▶

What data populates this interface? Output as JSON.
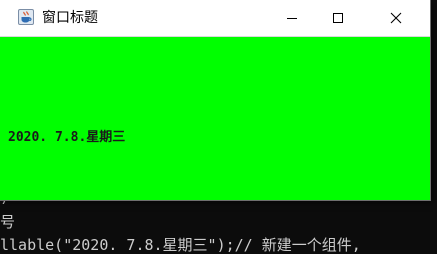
{
  "window": {
    "title": "窗口标题",
    "icon": "java-coffee-cup-icon",
    "content_background": "#00ff00",
    "controls": {
      "minimize_icon": "minimize-icon",
      "maximize_icon": "maximize-icon",
      "close_icon": "close-icon"
    }
  },
  "content": {
    "date_label": "2020. 7.8.星期三"
  },
  "console": {
    "lines": [
      ")",
      ")",
      ")",
      ")",
      ")",
      ")",
      "号",
      "llable(\"2020. 7.8.星期三\");// 新建一个组件,"
    ]
  }
}
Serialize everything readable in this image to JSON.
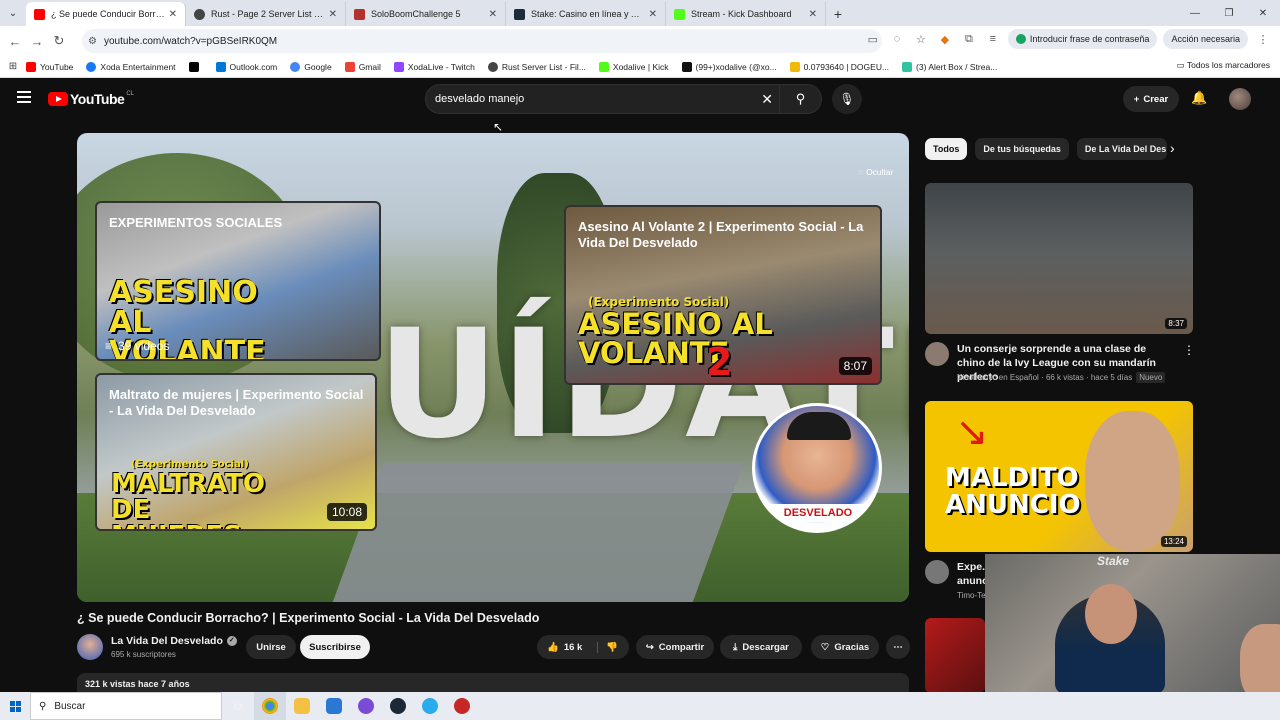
{
  "browser": {
    "tabs": [
      {
        "title": "¿ Se puede Conducir Borracho?",
        "icon": "youtube-icon",
        "color": "#ff0000",
        "active": true
      },
      {
        "title": "Rust - Page 2 Server List - Filter",
        "icon": "rust-icon",
        "color": "#444444"
      },
      {
        "title": "SoloBoomChallenge 5",
        "icon": "solo-icon",
        "color": "#b3312f"
      },
      {
        "title": "Stake: Casino en línea y Apuesta",
        "icon": "stake-icon",
        "color": "#1a2c38"
      },
      {
        "title": "Stream - Kick Dashboard",
        "icon": "kick-icon",
        "color": "#53fc18"
      }
    ],
    "url": "youtube.com/watch?v=pGBSeIRK0QM",
    "passphrase_label": "Introducir frase de contraseña",
    "action_label": "Acción necesaria",
    "bookmarks": [
      {
        "label": "YouTube",
        "color": "#ff0000"
      },
      {
        "label": "Xoda Entertainment",
        "color": "#1877f2"
      },
      {
        "label": "",
        "color": "#000000"
      },
      {
        "label": "Outlook.com",
        "color": "#0078d4"
      },
      {
        "label": "Google",
        "color": "#4285f4"
      },
      {
        "label": "Gmail",
        "color": "#ea4335"
      },
      {
        "label": "XodaLive - Twitch",
        "color": "#9146ff"
      },
      {
        "label": "Rust Server List - Fil...",
        "color": "#444444"
      },
      {
        "label": "Xodalive | Kick",
        "color": "#53fc18"
      },
      {
        "label": "(99+)xodalive (@xo...",
        "color": "#111111"
      },
      {
        "label": "0.0793640 | DOGEU...",
        "color": "#f0b90b"
      },
      {
        "label": "(3) Alert Box / Strea...",
        "color": "#31c3a2"
      }
    ],
    "all_bookmarks": "Todos los marcadores"
  },
  "youtube": {
    "logo_country": "CL",
    "search_value": "desvelado manejo",
    "create_label": "Crear",
    "player": {
      "hide_label": "Ocultar",
      "background_word": "UÍDATE",
      "cards": [
        {
          "title": "EXPERIMENTOS SOCIALES",
          "big": "ASESINO AL VOLANTE",
          "meta": "39 videos"
        },
        {
          "title": "Asesino Al Volante 2 | Experimento Social - La Vida Del Desvelado",
          "tag": "(Experimento Social)",
          "big": "ASESINO AL VOLANTE",
          "num": "2",
          "duration": "8:07"
        },
        {
          "title": "Maltrato de mujeres | Experimento Social - La Vida Del Desvelado",
          "tag": "(Experimento Social)",
          "big": "MALTRATO DE MUJERES",
          "duration": "10:08"
        }
      ],
      "logo_label": "DESVELADO"
    },
    "video": {
      "title": "¿ Se puede Conducir Borracho? | Experimento Social - La Vida Del Desvelado",
      "channel": "La Vida Del Desvelado",
      "subscribers": "695 k suscriptores",
      "join": "Unirse",
      "subscribe": "Suscribirse",
      "likes": "16 k",
      "share": "Compartir",
      "download": "Descargar",
      "thanks": "Gracias",
      "views_line": "321 k vistas  hace 7 años"
    },
    "chips": [
      "Todos",
      "De tus búsquedas",
      "De La Vida Del Des"
    ],
    "recommended": [
      {
        "title": "Un conserje sorprende a una clase de chino de la Ivy League con su mandarín perfecto",
        "channel": "Xiaomanyc en Español",
        "meta": "66 k vistas · hace 5 días",
        "badge": "Nuevo",
        "duration": "8:37"
      },
      {
        "title": "Expe... anunc...",
        "channel": "Timo-Te...",
        "thumb_text": "MALDITO ANUNCIO",
        "duration": "13:24"
      }
    ]
  },
  "webcam": {
    "brand": "Stake"
  },
  "taskbar": {
    "search_placeholder": "Buscar"
  }
}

◀

--- EXERCISE ---
Go through the listing above and report how many of its lines contain the word "icon", with only the number as output.

--- WRITTEN RESPONSE ---
9